Repeat each record exactly. Any picture gets left out.

___ Input material

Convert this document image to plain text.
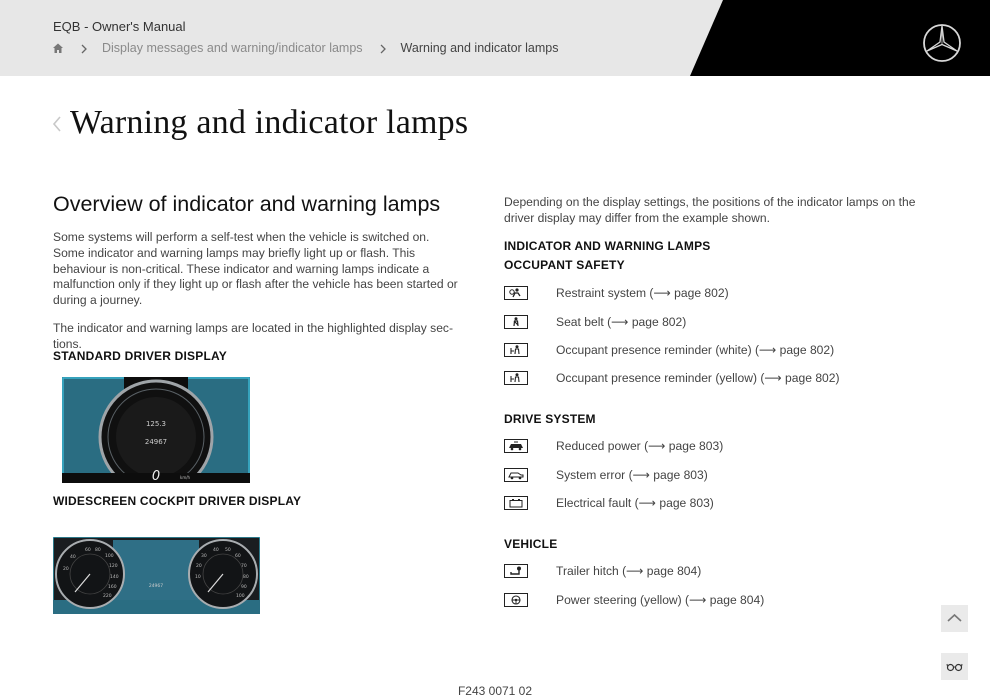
EQB - Owner's Manual
Display messages and warning/indicator lamps	Warning and indicator lamps
Warning and indicator lamps
Overview of indicator and warning lamps

Some systems will perform a self-test when the vehicle is switched on. Some indicator and warning lamps may briefly light up or flash. This behaviour is non-critical. These indicator and warning lamps indicate a malfunction only if they light up or flash after the vehicle has been started or during a journey.

The indicator and warning lamps are located in the highlighted display sec-tions.

STANDARD DRIVER DISPLAY
125.3
24967
0	km/h
WIDESCREEN COCKPIT DRIVER DISPLAY
60 80
100
40
120
20
140
160
220
40 50
60
30
70
20
80
10
90
100
24967

Depending on the display settings, the positions of the indicator lamps on the driver display may differ from the example shown.

INDICATOR AND WARNING LAMPS
OCCUPANT SAFETY
Restraint system (⟶ page 802)
Seat belt (⟶ page 802)
Occupant presence reminder (white) (⟶ page 802)
Occupant presence reminder (yellow) (⟶ page 802)
DRIVE SYSTEM
Reduced power (⟶ page 803)
System error (⟶ page 803)
Electrical fault (⟶ page 803)
VEHICLE
Trailer hitch (⟶ page 804)
Power steering (yellow) (⟶ page 804)
F243 0071 02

______

Solution to the exercise
Convert this document image to plain text.
EQB - Owner's Manual
Display messages and warning/indicator lamps	Warning and indicator lamps
Warning and indicator lamps
Overview of indicator and warning lamps

Some systems will perform a self-test when the vehicle is switched on. Some indicator and warning lamps may briefly light up or flash. This behaviour is non-critical. These indicator and warning lamps indicate a malfunction only if they light up or flash after the vehicle has been started or during a journey.

The indicator and warning lamps are located in the highlighted display sec-tions.

STANDARD DRIVER DISPLAY
125.3
24967
0	km/h
WIDESCREEN COCKPIT DRIVER DISPLAY
60 80
100
40
120
20
140
160
220
40 50
60
30
70
20
80
10
90
100
24967

Depending on the display settings, the positions of the indicator lamps on the driver display may differ from the example shown.

INDICATOR AND WARNING LAMPS
OCCUPANT SAFETY
Restraint system (⟶ page 802)
Seat belt (⟶ page 802)
Occupant presence reminder (white) (⟶ page 802)
Occupant presence reminder (yellow) (⟶ page 802)
DRIVE SYSTEM
Reduced power (⟶ page 803)
System error (⟶ page 803)
Electrical fault (⟶ page 803)
VEHICLE
Trailer hitch (⟶ page 804)
Power steering (yellow) (⟶ page 804)
F243 0071 02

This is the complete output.